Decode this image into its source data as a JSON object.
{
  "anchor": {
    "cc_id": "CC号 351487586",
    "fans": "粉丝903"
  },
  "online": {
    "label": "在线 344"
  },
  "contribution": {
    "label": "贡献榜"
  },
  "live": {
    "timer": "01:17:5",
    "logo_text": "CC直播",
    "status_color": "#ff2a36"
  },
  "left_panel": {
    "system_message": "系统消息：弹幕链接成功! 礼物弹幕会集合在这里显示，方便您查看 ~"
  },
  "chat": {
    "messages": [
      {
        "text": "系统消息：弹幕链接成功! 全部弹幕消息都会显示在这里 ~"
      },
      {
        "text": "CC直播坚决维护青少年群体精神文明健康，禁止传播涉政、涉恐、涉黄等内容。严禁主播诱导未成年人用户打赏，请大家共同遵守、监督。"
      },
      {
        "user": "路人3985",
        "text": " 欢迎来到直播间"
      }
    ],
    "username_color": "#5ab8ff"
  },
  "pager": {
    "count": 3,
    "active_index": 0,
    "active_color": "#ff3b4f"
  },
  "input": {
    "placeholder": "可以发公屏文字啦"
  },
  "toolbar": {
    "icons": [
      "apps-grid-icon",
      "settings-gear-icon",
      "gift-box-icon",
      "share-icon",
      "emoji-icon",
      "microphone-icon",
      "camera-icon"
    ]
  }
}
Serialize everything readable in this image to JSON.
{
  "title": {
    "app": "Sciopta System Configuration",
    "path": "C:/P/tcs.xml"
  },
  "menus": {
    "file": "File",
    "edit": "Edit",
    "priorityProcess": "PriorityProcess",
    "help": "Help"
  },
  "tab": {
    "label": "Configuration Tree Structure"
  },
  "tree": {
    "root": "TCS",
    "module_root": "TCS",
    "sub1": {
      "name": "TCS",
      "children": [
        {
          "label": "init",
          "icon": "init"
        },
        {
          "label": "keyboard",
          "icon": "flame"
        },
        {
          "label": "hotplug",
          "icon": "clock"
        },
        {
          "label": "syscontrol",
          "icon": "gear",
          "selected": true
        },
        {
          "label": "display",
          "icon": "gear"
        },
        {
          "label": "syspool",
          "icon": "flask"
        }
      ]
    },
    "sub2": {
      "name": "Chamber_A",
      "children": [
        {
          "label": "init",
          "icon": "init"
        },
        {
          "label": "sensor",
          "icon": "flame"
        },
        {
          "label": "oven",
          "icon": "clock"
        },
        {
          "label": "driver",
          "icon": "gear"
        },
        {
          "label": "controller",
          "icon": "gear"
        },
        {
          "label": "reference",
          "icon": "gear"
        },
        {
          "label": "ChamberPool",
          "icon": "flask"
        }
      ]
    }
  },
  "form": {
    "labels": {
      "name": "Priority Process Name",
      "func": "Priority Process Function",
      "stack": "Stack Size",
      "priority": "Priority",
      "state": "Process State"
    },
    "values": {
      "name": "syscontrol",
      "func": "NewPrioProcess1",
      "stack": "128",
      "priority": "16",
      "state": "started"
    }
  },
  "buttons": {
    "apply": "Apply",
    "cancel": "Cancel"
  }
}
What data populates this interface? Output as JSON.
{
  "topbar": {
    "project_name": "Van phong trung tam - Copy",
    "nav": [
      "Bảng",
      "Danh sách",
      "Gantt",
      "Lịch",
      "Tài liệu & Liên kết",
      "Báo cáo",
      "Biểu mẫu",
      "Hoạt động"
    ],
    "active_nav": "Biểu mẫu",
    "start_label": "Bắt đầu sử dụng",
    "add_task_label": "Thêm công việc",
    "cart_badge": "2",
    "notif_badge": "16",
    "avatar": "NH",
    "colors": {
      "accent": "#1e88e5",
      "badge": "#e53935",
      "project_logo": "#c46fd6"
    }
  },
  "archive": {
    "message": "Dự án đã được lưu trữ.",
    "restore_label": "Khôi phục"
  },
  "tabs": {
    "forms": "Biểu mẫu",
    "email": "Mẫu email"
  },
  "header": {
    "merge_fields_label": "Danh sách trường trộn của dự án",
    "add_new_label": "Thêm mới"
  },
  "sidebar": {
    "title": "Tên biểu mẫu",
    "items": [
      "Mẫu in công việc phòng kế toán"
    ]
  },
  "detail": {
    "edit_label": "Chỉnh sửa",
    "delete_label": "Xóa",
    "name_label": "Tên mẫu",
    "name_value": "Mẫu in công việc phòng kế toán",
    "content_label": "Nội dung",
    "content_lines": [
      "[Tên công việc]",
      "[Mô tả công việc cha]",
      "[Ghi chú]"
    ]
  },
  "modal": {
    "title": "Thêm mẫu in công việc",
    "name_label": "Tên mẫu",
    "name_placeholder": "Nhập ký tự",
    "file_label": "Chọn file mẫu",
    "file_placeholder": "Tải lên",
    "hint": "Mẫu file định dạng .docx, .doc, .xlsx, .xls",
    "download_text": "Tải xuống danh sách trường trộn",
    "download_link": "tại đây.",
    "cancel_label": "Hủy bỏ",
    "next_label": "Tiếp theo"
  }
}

Exercise directions =
Take every line that includes the string "data" and copy it.

The output =
Decode this image into its source data as a JSON object.
What data populates this interface? Output as JSON.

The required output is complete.